▸ **DIRECTION**
Quote the line containing "Transcribe the text in this document." and all lines that follow it in the listing below, exactly as written.

------ PROVIDED DATA ------

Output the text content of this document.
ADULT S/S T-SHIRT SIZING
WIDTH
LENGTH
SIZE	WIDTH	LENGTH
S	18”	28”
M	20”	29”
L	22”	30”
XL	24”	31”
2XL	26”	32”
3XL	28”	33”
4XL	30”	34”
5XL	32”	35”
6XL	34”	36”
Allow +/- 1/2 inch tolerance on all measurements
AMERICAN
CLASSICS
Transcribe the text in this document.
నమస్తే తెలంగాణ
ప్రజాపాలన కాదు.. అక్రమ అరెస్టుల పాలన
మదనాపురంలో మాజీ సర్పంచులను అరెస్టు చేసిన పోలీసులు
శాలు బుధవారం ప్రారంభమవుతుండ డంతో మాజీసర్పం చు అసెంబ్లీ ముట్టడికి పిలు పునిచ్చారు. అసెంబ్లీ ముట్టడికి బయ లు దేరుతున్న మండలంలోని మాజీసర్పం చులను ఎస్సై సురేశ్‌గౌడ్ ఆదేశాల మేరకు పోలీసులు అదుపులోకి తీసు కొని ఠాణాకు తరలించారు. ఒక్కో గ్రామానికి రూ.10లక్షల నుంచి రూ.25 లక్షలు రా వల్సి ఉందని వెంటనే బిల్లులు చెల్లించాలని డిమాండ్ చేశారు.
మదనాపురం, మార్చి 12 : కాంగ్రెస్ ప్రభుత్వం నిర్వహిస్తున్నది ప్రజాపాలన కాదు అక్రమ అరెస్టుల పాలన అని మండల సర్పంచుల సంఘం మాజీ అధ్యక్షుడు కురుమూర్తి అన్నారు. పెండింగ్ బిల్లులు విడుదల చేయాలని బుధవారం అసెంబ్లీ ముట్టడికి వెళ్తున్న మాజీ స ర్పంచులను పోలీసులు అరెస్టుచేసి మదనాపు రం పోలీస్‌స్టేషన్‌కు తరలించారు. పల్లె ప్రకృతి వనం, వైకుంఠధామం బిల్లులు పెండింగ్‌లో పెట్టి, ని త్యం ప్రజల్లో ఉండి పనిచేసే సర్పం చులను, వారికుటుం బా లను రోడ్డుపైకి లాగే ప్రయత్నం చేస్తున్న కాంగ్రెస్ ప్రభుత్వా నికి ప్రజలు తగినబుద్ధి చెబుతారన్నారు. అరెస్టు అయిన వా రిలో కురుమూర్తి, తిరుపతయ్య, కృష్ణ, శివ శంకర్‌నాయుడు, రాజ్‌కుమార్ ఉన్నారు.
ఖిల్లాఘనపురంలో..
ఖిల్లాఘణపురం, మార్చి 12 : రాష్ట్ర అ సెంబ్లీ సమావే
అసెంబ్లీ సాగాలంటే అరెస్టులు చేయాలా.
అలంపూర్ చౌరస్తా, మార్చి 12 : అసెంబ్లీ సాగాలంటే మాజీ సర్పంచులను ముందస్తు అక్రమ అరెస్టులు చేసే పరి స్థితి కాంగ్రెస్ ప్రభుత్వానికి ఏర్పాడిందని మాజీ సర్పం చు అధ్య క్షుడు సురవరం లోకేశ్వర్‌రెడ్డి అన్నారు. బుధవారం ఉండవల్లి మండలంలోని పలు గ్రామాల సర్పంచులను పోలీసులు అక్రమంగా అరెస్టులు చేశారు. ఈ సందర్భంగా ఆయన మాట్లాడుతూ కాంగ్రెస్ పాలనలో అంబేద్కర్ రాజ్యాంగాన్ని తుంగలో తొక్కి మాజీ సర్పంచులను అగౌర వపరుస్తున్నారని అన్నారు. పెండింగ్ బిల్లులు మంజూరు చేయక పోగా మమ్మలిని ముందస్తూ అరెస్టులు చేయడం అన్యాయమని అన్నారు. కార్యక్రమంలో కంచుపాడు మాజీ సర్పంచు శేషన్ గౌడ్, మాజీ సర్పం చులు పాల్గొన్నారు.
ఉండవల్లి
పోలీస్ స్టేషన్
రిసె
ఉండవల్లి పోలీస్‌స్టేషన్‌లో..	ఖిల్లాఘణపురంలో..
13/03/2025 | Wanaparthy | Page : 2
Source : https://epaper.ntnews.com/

------

▸ **CORRECT OUTPUT**
Transcribe the text in this document.
నమస్తే తెలంగాణ
ప్రజాపాలన కాదు.. అక్రమ అరెస్టుల పాలన
మదనాపురంలో మాజీ సర్పంచులను అరెస్టు చేసిన పోలీసులు
శాలు బుధవారం ప్రారంభమవుతుండ డంతో మాజీసర్పం చు అసెంబ్లీ ముట్టడికి పిలు పునిచ్చారు. అసెంబ్లీ ముట్టడికి బయ లు దేరుతున్న మండలంలోని మాజీసర్పం చులను ఎస్సై సురేశ్‌గౌడ్ ఆదేశాల మేరకు పోలీసులు అదుపులోకి తీసు కొని ఠాణాకు తరలించారు. ఒక్కో గ్రామానికి రూ.10లక్షల నుంచి రూ.25 లక్షలు రా వల్సి ఉందని వెంటనే బిల్లులు చెల్లించాలని డిమాండ్ చేశారు.
మదనాపురం, మార్చి 12 : కాంగ్రెస్ ప్రభుత్వం నిర్వహిస్తున్నది ప్రజాపాలన కాదు అక్రమ అరెస్టుల పాలన అని మండల సర్పంచుల సంఘం మాజీ అధ్యక్షుడు కురుమూర్తి అన్నారు. పెండింగ్ బిల్లులు విడుదల చేయాలని బుధవారం అసెంబ్లీ ముట్టడికి వెళ్తున్న మాజీ స ర్పంచులను పోలీసులు అరెస్టుచేసి మదనాపు రం పోలీస్‌స్టేషన్‌కు తరలించారు. పల్లె ప్రకృతి వనం, వైకుంఠధామం బిల్లులు పెండింగ్‌లో పెట్టి, ని త్యం ప్రజల్లో ఉండి పనిచేసే సర్పం చులను, వారికుటుం బా లను రోడ్డుపైకి లాగే ప్రయత్నం చేస్తున్న కాంగ్రెస్ ప్రభుత్వా నికి ప్రజలు తగినబుద్ధి చెబుతారన్నారు. అరెస్టు అయిన వా రిలో కురుమూర్తి, తిరుపతయ్య, కృష్ణ, శివ శంకర్‌నాయుడు, రాజ్‌కుమార్ ఉన్నారు.
ఖిల్లాఘనపురంలో..
ఖిల్లాఘణపురం, మార్చి 12 : రాష్ట్ర అ సెంబ్లీ సమావే
అసెంబ్లీ సాగాలంటే అరెస్టులు చేయాలా.
అలంపూర్ చౌరస్తా, మార్చి 12 : అసెంబ్లీ సాగాలంటే మాజీ సర్పంచులను ముందస్తు అక్రమ అరెస్టులు చేసే పరి స్థితి కాంగ్రెస్ ప్రభుత్వానికి ఏర్పాడిందని మాజీ సర్పం చు అధ్య క్షుడు సురవరం లోకేశ్వర్‌రెడ్డి అన్నారు. బుధవారం ఉండవల్లి మండలంలోని పలు గ్రామాల సర్పంచులను పోలీసులు అక్రమంగా అరెస్టులు చేశారు. ఈ సందర్భంగా ఆయన మాట్లాడుతూ కాంగ్రెస్ పాలనలో అంబేద్కర్ రాజ్యాంగాన్ని తుంగలో తొక్కి మాజీ సర్పంచులను అగౌర వపరుస్తున్నారని అన్నారు. పెండింగ్ బిల్లులు మంజూరు చేయక పోగా మమ్మలిని ముందస్తూ అరెస్టులు చేయడం అన్యాయమని అన్నారు. కార్యక్రమంలో కంచుపాడు మాజీ సర్పంచు శేషన్ గౌడ్, మాజీ సర్పం చులు పాల్గొన్నారు.
ఉండవల్లి
పోలీస్ స్టేషన్
రిసె
ఉండవల్లి పోలీస్‌స్టేషన్‌లో..	ఖిల్లాఘణపురంలో..
13/03/2025 | Wanaparthy | Page : 2
Source : https://epaper.ntnews.com/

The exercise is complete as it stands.